▸ ПРИВЕДЁННЫЙ ТЕКСТ

-=-=-=-=-

Я не верю в воспитание и образование и действительно детей ничему не учил. Научить нельзя, можно просто обожать.
Про важное
Это интервью старого человека. Хочу я или не хочу, это какое-то... заключение, анамнез того, как прожита жизнь, тень итогов. Выкладывай. На самом деле людям нечего друг другу сказать. С какого-то времени не стало личностей, которым было бы чем поделиться с человечеством. Чем-то ранга е-равно-эм-цэ-квадрат, или как прожить сто лет одиночества. Я не могу ни передать кому-то, ни получить от кого-то мировоззрения, знаний, трагического заряда — ничего, что не было бы известно всякому. Только частности. Единственное оправдание выходу на публику — попеременное говорение двух любых встретившихся людей. Эта мысль для меня — Карфаген, который как раз не должен быть разрушен. Очевидно, что все на свете жизни прожиты зря — самые яркие, самые моцартовские, шекспировские, платоновские. Ведь Творец как сказал? "Плодитесь и размножайтесь", эта заповедь гораздо мощнее и основательнее Моисеевых. А в результате все жизни, и самые многочадные, и самые аскетические, подлежат забвению. При этом незряшность жизни в целом, жизни как таковой — больше всяких земных достижений. И совокупность двух этих крайних смыслов — пустоты содержания жизни и невероятной значительности того, что ее природный феномен все-таки осуществляется, выражена в картинке, намозолившей нам глаза: два хомо эректус, что-то бормочущих, бубнящих, вкручивающих друг другу.

-=-=-=-=-

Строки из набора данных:
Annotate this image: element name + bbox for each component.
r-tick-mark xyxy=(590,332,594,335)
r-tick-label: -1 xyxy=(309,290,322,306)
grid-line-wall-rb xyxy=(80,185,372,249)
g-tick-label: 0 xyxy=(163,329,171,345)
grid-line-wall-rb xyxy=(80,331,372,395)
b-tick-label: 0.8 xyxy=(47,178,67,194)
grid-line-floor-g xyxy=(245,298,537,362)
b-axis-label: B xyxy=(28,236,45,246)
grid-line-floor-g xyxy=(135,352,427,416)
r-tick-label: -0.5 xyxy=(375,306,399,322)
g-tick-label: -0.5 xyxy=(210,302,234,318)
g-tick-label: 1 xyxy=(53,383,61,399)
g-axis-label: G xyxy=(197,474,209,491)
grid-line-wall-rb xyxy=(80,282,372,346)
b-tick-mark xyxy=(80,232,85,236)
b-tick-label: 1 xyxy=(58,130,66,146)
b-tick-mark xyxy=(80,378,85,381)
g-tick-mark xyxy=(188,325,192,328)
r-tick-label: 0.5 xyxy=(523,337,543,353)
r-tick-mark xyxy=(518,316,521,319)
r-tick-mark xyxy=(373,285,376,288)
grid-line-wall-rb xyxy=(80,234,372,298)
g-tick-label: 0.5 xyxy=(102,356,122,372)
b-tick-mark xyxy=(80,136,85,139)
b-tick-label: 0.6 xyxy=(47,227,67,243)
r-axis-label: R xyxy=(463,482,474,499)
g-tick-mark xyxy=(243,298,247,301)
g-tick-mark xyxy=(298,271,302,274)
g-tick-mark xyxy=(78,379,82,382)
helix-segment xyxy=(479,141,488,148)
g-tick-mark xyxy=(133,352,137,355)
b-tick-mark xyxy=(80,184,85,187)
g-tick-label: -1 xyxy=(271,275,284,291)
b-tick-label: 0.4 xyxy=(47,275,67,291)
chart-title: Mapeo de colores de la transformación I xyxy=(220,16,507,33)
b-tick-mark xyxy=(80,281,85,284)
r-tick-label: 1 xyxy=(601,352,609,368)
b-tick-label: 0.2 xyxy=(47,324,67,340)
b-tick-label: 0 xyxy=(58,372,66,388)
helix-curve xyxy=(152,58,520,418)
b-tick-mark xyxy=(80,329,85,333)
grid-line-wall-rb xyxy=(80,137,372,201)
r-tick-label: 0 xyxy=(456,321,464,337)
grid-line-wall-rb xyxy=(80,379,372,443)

-=-=-=-=-

▸ ЗАДАНИЕ
Что в приведённом интервью названо единственным оправданием выходу на публику?

▸ ОТВЕТ НА ЗАДАНИЕ
Попеременное говорение двух любых встретившихся людей.